— Start Data in this exercise —
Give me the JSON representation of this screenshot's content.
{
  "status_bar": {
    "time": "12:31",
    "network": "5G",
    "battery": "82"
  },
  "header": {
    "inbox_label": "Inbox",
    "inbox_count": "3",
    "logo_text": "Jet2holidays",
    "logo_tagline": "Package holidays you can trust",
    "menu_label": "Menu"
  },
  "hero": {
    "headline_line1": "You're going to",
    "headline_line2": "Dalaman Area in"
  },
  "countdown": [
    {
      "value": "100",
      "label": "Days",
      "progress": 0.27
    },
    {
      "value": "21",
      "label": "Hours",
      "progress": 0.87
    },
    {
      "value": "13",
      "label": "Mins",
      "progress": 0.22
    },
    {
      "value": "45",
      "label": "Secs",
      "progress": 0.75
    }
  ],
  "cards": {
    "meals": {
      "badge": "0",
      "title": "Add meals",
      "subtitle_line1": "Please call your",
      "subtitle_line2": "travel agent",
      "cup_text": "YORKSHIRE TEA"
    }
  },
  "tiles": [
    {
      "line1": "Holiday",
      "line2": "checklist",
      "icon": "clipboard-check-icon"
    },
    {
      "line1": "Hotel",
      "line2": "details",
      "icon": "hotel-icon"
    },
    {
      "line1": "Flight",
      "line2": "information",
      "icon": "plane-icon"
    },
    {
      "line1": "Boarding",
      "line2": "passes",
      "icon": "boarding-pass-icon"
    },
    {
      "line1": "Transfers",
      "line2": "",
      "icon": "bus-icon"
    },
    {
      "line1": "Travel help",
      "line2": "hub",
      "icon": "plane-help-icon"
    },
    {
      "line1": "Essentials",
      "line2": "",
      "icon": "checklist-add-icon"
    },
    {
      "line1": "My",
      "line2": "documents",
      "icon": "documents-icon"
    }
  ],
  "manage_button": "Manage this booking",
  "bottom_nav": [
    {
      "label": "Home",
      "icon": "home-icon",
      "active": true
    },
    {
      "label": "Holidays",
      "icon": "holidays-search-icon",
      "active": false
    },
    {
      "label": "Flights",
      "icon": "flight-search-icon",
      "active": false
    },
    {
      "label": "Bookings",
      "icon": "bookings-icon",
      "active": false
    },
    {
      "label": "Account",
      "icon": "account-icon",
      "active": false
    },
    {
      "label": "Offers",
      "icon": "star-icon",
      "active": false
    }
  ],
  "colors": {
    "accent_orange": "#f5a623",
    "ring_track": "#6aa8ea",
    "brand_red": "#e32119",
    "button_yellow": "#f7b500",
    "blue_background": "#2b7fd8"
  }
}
— End Data in this exercise —
Aim: Write every line of the material above again, exactly.

Result of the task:
Give me the JSON representation of this screenshot's content.
{
  "status_bar": {
    "time": "12:31",
    "network": "5G",
    "battery": "82"
  },
  "header": {
    "inbox_label": "Inbox",
    "inbox_count": "3",
    "logo_text": "Jet2holidays",
    "logo_tagline": "Package holidays you can trust",
    "menu_label": "Menu"
  },
  "hero": {
    "headline_line1": "You're going to",
    "headline_line2": "Dalaman Area in"
  },
  "countdown": [
    {
      "value": "100",
      "label": "Days",
      "progress": 0.27
    },
    {
      "value": "21",
      "label": "Hours",
      "progress": 0.87
    },
    {
      "value": "13",
      "label": "Mins",
      "progress": 0.22
    },
    {
      "value": "45",
      "label": "Secs",
      "progress": 0.75
    }
  ],
  "cards": {
    "meals": {
      "badge": "0",
      "title": "Add meals",
      "subtitle_line1": "Please call your",
      "subtitle_line2": "travel agent",
      "cup_text": "YORKSHIRE TEA"
    }
  },
  "tiles": [
    {
      "line1": "Holiday",
      "line2": "checklist",
      "icon": "clipboard-check-icon"
    },
    {
      "line1": "Hotel",
      "line2": "details",
      "icon": "hotel-icon"
    },
    {
      "line1": "Flight",
      "line2": "information",
      "icon": "plane-icon"
    },
    {
      "line1": "Boarding",
      "line2": "passes",
      "icon": "boarding-pass-icon"
    },
    {
      "line1": "Transfers",
      "line2": "",
      "icon": "bus-icon"
    },
    {
      "line1": "Travel help",
      "line2": "hub",
      "icon": "plane-help-icon"
    },
    {
      "line1": "Essentials",
      "line2": "",
      "icon": "checklist-add-icon"
    },
    {
      "line1": "My",
      "line2": "documents",
      "icon": "documents-icon"
    }
  ],
  "manage_button": "Manage this booking",
  "bottom_nav": [
    {
      "label": "Home",
      "icon": "home-icon",
      "active": true
    },
    {
      "label": "Holidays",
      "icon": "holidays-search-icon",
      "active": false
    },
    {
      "label": "Flights",
      "icon": "flight-search-icon",
      "active": false
    },
    {
      "label": "Bookings",
      "icon": "bookings-icon",
      "active": false
    },
    {
      "label": "Account",
      "icon": "account-icon",
      "active": false
    },
    {
      "label": "Offers",
      "icon": "star-icon",
      "active": false
    }
  ],
  "colors": {
    "accent_orange": "#f5a623",
    "ring_track": "#6aa8ea",
    "brand_red": "#e32119",
    "button_yellow": "#f7b500",
    "blue_background": "#2b7fd8"
  }
}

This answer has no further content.